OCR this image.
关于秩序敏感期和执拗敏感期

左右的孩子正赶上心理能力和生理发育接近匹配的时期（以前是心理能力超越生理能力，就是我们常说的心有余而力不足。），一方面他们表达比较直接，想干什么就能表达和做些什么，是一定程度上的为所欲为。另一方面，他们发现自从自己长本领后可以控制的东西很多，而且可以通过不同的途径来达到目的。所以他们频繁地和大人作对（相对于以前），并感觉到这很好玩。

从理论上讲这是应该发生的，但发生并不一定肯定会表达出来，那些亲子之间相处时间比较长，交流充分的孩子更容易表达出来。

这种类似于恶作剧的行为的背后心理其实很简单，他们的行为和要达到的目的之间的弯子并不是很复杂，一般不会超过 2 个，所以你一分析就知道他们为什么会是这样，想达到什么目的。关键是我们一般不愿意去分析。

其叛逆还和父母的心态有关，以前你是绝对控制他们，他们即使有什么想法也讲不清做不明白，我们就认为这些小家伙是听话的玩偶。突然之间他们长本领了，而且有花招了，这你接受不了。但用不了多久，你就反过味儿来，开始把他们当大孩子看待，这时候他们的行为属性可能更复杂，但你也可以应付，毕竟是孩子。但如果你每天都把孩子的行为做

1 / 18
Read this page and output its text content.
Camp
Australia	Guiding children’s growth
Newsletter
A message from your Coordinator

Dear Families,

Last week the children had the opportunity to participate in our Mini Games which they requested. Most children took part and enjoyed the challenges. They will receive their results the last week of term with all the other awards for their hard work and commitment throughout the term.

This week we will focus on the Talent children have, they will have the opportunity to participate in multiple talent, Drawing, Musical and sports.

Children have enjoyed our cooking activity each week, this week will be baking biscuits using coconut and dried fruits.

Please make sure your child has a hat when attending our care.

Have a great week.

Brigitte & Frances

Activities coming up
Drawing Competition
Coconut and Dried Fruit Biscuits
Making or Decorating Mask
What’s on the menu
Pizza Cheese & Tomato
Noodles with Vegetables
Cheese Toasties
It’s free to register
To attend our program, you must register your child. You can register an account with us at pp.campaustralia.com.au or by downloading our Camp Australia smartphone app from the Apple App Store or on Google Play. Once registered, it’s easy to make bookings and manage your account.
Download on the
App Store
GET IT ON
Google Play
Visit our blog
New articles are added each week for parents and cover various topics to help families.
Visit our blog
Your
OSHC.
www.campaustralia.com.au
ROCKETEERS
# # # # #
▶ Direction
Type out the full listing again, exactly as given.

▶ Output of the task
OCR this image.
关于秩序敏感期和执拗敏感期

左右的孩子正赶上心理能力和生理发育接近匹配的时期（以前是心理能力超越生理能力，就是我们常说的心有余而力不足。），一方面他们表达比较直接，想干什么就能表达和做些什么，是一定程度上的为所欲为。另一方面，他们发现自从自己长本领后可以控制的东西很多，而且可以通过不同的途径来达到目的。所以他们频繁地和大人作对（相对于以前），并感觉到这很好玩。

从理论上讲这是应该发生的，但发生并不一定肯定会表达出来，那些亲子之间相处时间比较长，交流充分的孩子更容易表达出来。

这种类似于恶作剧的行为的背后心理其实很简单，他们的行为和要达到的目的之间的弯子并不是很复杂，一般不会超过 2 个，所以你一分析就知道他们为什么会是这样，想达到什么目的。关键是我们一般不愿意去分析。

其叛逆还和父母的心态有关，以前你是绝对控制他们，他们即使有什么想法也讲不清做不明白，我们就认为这些小家伙是听话的玩偶。突然之间他们长本领了，而且有花招了，这你接受不了。但用不了多久，你就反过味儿来，开始把他们当大孩子看待，这时候他们的行为属性可能更复杂，但你也可以应付，毕竟是孩子。但如果你每天都把孩子的行为做

1 / 18
Read this page and output its text content.
Camp
Australia	Guiding children’s growth
Newsletter
A message from your Coordinator

Dear Families,

Last week the children had the opportunity to participate in our Mini Games which they requested. Most children took part and enjoyed the challenges. They will receive their results the last week of term with all the other awards for their hard work and commitment throughout the term.

This week we will focus on the Talent children have, they will have the opportunity to participate in multiple talent, Drawing, Musical and sports.

Children have enjoyed our cooking activity each week, this week will be baking biscuits using coconut and dried fruits.

Please make sure your child has a hat when attending our care.

Have a great week.

Brigitte & Frances

Activities coming up
Drawing Competition
Coconut and Dried Fruit Biscuits
Making or Decorating Mask
What’s on the menu
Pizza Cheese & Tomato
Noodles with Vegetables
Cheese Toasties
It’s free to register
To attend our program, you must register your child. You can register an account with us at pp.campaustralia.com.au or by downloading our Camp Australia smartphone app from the Apple App Store or on Google Play. Once registered, it’s easy to make bookings and manage your account.
Download on the
App Store
GET IT ON
Google Play
Visit our blog
New articles are added each week for parents and cover various topics to help families.
Visit our blog
Your
OSHC.
www.campaustralia.com.au
ROCKETEERS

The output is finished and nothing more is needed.